Ihre Aufgabe → Nennen Sie alle Gliederungsnummern, die im Auszug aus der Gerichtsentscheidung vorkommen, in der Reihenfolge ihres Auftretens.

+++ Lesetext

Der Beschwerdeführer befand sich vom 06.04.2016 bis zum 18.04.2016 in Schubhaft, ehe er am 18.04.2016 nach Italien abgeschoben wurde.

Das Bundesamt ging im Bescheid vom 06.04.2016 nicht auf die zum Zeitpunkt der versuchten Festnahme aktuelle Adresse des Beschwerdeführers ein.

II. Das Bundesverwaltungsgericht hat erwogen:

1. Beweiswürdigung:

1.1. Der Verfahrensgang und der Sachverhalt ergeben sich aus dem Inhalt des vorgelegten Verwaltungsaktes des Bundesamtes zur Zl. 10002633304-160484130 sowie den vorliegenden Gerichtsakt des Bundesverwaltungsgerichtes, insbesondere zur Zahl 2126969-1. Er ist überdies unstrittig. Dass der Beschwerdeführer seiner Ausreiseverpflichtung bis zu seiner Abschiebung nicht nachgekommen ist, ist evident und ebenfalls unstrittig.

1.2. Familiäre Anknüpfungspunkte an das Bundesgebiet wurden vom Beschwerdeführer ausdrücklich verneint und sind der Beschwerde auch nicht zu entnehmen. Hinweise auf eine legale Beschäftigung/Erwerbstätigkeit haben sich aus der Aktenlage nicht ergeben und wurde eine solche vom Beschwerdeführer auch nie behauptet.

Hinweise für eine besonders ausgeprägte soziale Integration sind im Verfahren nicht hervorgekommen. Glaubhaft sind soziale Anknüpfungspunkte im Bundesgebiet, die allerdings nicht besonders ausgeprägt sind.

Unstrittig ist schließlich, dass der Beschwerdeführer durchgehend in Österreich polizeilich gemeldet war. Dies ergibt sich auch aus einer Einsichtnahme ins Zentrale Melderegister. Dass sich die Behörde im Bescheid nicht mit der zum Zeitpunkt des Festnahmeversuchs aktuellen Adresse auseinandergesetzt hat ergibt sich aus dem Bescheid selbst. Hätte sich die Behörde damit auseinandergesetzt, wäre für sie ersichtlich gewesen, dass der Festnahmeversuch an der nicht aktuellen Adresse stattgefunden hat. Zu der daraus resultierenden Folge ist auf die rechtliche Beurteilung zu verweisen.

++++++
+++ Datensätze

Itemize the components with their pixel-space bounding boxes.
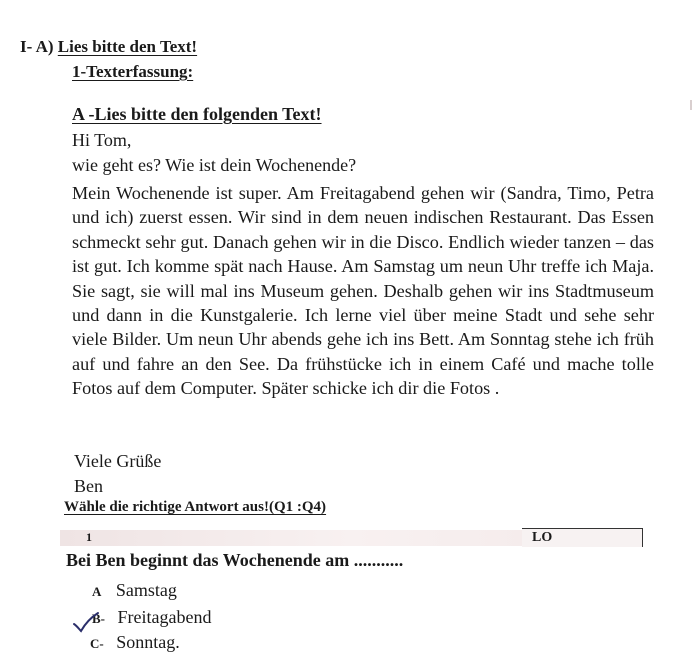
option-letter: A [92,584,102,599]
instruction: Wähle die richtige Antwort aus!(Q1 :Q4) [64,499,327,515]
task-heading: A -Lies bitte den folgenden Text! [72,104,322,124]
option-a[interactable] [92,580,177,601]
letter-question: wie geht es? Wie ist dein Wochenende? [72,155,357,175]
checkmark-icon [72,610,102,634]
lo-box [522,528,643,547]
option-letter: C- [90,636,104,651]
section-title: Lies bitte den Text! [57,37,198,56]
letter-greeting: Hi Tom, [72,130,132,150]
section-number: I- A) [20,37,54,56]
question-text: Bei Ben beginnt das Wochenende am ........... [66,550,404,570]
option-text: Samstag [115,580,177,600]
option-letter: B- [92,611,105,626]
letter-closing: Viele Grüße [74,451,162,471]
lo-label: LO [532,530,553,545]
section-header [20,37,197,57]
scan-mark [690,100,692,110]
letter-signature: Ben [74,476,103,496]
option-b[interactable] [92,607,211,628]
section-subtitle: 1-Texterfassung: [72,62,194,81]
option-text: Sonntag. [116,632,180,652]
option-text: Freitagabend [117,607,212,627]
option-c[interactable] [90,632,180,653]
letter-body: Mein Wochenende ist super. Am Freitagabend gehen wir (Sandra, Timo, Petra und ich) zuerst essen. Wir sind in dem neuen indischen Restaurant. Das Essen schmeckt sehr gut. Danach gehen wir in die Disco. Endlich wieder tanzen – das ist gut. Ich komme spät nach Hause. Am Samstag um neun Uhr treffe ich Maja. Sie sagt, sie will mal ins Museum gehen. Deshalb gehen wir ins Stadtmuseum und dann in die Kunstgalerie. Ich lerne viel über meine Stadt und sehe sehr viele Bilder. Um neun Uhr abends gehe ich ins Bett. Am Sonntag stehe ich früh auf und fahre an den See. Da frühstücke ich in einem Café und mache tolle Fotos auf dem Computer. Später schicke ich dir die Fotos . [72,183,654,399]
question-number: 1 [86,530,92,544]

++++++

Lösung → II., 1., 1.1., 1.2.